--- start of Raw data ---
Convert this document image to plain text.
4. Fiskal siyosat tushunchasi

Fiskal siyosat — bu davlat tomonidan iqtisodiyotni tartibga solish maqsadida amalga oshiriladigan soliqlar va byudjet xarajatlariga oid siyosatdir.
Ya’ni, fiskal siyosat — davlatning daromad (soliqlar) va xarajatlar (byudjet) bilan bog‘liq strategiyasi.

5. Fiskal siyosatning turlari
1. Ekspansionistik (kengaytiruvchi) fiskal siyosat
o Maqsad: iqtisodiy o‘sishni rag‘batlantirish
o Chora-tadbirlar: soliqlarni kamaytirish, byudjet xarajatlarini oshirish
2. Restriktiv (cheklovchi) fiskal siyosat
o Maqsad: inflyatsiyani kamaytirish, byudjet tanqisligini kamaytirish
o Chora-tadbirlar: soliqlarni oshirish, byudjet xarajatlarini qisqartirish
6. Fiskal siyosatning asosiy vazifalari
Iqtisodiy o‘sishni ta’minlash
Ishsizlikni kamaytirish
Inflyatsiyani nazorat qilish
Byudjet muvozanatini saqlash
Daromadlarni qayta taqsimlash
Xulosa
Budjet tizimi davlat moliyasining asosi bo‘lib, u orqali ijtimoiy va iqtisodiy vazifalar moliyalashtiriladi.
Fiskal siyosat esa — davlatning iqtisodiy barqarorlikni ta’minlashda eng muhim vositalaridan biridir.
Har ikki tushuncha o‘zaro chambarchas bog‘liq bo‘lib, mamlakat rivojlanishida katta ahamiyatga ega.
--- end of Raw data ---
▶ _Written request_
Each entry above is to be printed again exactly.

▶ _The answer_
Convert this document image to plain text.
4. Fiskal siyosat tushunchasi

Fiskal siyosat — bu davlat tomonidan iqtisodiyotni tartibga solish maqsadida amalga oshiriladigan soliqlar va byudjet xarajatlariga oid siyosatdir.
Ya’ni, fiskal siyosat — davlatning daromad (soliqlar) va xarajatlar (byudjet) bilan bog‘liq strategiyasi.

5. Fiskal siyosatning turlari
1. Ekspansionistik (kengaytiruvchi) fiskal siyosat
o Maqsad: iqtisodiy o‘sishni rag‘batlantirish
o Chora-tadbirlar: soliqlarni kamaytirish, byudjet xarajatlarini oshirish
2. Restriktiv (cheklovchi) fiskal siyosat
o Maqsad: inflyatsiyani kamaytirish, byudjet tanqisligini kamaytirish
o Chora-tadbirlar: soliqlarni oshirish, byudjet xarajatlarini qisqartirish
6. Fiskal siyosatning asosiy vazifalari
Iqtisodiy o‘sishni ta’minlash
Ishsizlikni kamaytirish
Inflyatsiyani nazorat qilish
Byudjet muvozanatini saqlash
Daromadlarni qayta taqsimlash
Xulosa
Budjet tizimi davlat moliyasining asosi bo‘lib, u orqali ijtimoiy va iqtisodiy vazifalar moliyalashtiriladi.
Fiskal siyosat esa — davlatning iqtisodiy barqarorlikni ta’minlashda eng muhim vositalaridan biridir.
Har ikki tushuncha o‘zaro chambarchas bog‘liq bo‘lib, mamlakat rivojlanishida katta ahamiyatga ega.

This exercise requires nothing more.